Written request - Quote, without change, all of the lines that follow.

+++

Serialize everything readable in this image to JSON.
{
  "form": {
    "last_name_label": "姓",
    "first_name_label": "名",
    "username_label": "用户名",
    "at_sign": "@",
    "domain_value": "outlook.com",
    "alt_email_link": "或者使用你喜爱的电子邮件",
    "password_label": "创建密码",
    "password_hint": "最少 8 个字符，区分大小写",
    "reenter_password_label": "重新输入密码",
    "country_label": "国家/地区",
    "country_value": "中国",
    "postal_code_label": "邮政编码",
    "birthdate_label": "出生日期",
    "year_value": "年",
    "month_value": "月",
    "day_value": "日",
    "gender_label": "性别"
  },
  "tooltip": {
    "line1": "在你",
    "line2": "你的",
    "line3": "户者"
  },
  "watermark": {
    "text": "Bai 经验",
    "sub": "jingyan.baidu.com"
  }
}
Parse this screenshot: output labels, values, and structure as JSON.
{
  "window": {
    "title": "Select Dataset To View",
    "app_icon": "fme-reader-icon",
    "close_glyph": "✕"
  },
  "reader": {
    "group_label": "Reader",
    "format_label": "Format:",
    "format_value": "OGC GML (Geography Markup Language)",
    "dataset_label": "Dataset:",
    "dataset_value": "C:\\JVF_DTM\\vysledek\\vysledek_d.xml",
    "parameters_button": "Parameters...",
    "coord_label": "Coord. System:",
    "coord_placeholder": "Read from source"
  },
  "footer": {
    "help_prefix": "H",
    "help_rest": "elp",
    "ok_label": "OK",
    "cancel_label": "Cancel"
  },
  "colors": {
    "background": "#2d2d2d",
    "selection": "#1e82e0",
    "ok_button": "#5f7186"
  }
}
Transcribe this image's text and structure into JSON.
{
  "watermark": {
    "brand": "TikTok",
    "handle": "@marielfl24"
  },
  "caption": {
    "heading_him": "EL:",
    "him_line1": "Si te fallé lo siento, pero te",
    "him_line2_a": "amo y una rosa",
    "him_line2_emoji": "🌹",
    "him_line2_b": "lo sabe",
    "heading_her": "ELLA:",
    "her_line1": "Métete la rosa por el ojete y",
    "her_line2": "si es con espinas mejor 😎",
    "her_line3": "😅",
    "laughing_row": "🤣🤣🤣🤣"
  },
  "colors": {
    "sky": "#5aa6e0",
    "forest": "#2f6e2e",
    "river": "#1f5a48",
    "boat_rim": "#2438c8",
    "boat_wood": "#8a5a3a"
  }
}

+++

Task output -
Serialize everything readable in this image to JSON.
{
  "form": {
    "last_name_label": "姓",
    "first_name_label": "名",
    "username_label": "用户名",
    "at_sign": "@",
    "domain_value": "outlook.com",
    "alt_email_link": "或者使用你喜爱的电子邮件",
    "password_label": "创建密码",
    "password_hint": "最少 8 个字符，区分大小写",
    "reenter_password_label": "重新输入密码",
    "country_label": "国家/地区",
    "country_value": "中国",
    "postal_code_label": "邮政编码",
    "birthdate_label": "出生日期",
    "year_value": "年",
    "month_value": "月",
    "day_value": "日",
    "gender_label": "性别"
  },
  "tooltip": {
    "line1": "在你",
    "line2": "你的",
    "line3": "户者"
  },
  "watermark": {
    "text": "Bai 经验",
    "sub": "jingyan.baidu.com"
  }
}
Parse this screenshot: output labels, values, and structure as JSON.
{
  "window": {
    "title": "Select Dataset To View",
    "app_icon": "fme-reader-icon",
    "close_glyph": "✕"
  },
  "reader": {
    "group_label": "Reader",
    "format_label": "Format:",
    "format_value": "OGC GML (Geography Markup Language)",
    "dataset_label": "Dataset:",
    "dataset_value": "C:\\JVF_DTM\\vysledek\\vysledek_d.xml",
    "parameters_button": "Parameters...",
    "coord_label": "Coord. System:",
    "coord_placeholder": "Read from source"
  },
  "footer": {
    "help_prefix": "H",
    "help_rest": "elp",
    "ok_label": "OK",
    "cancel_label": "Cancel"
  },
  "colors": {
    "background": "#2d2d2d",
    "selection": "#1e82e0",
    "ok_button": "#5f7186"
  }
}
Transcribe this image's text and structure into JSON.
{
  "watermark": {
    "brand": "TikTok",
    "handle": "@marielfl24"
  },
  "caption": {
    "heading_him": "EL:",
    "him_line1": "Si te fallé lo siento, pero te",
    "him_line2_a": "amo y una rosa",
    "him_line2_emoji": "🌹",
    "him_line2_b": "lo sabe",
    "heading_her": "ELLA:",
    "her_line1": "Métete la rosa por el ojete y",
    "her_line2": "si es con espinas mejor 😎",
    "her_line3": "😅",
    "laughing_row": "🤣🤣🤣🤣"
  },
  "colors": {
    "sky": "#5aa6e0",
    "forest": "#2f6e2e",
    "river": "#1f5a48",
    "boat_rim": "#2438c8",
    "boat_wood": "#8a5a3a"
  }
}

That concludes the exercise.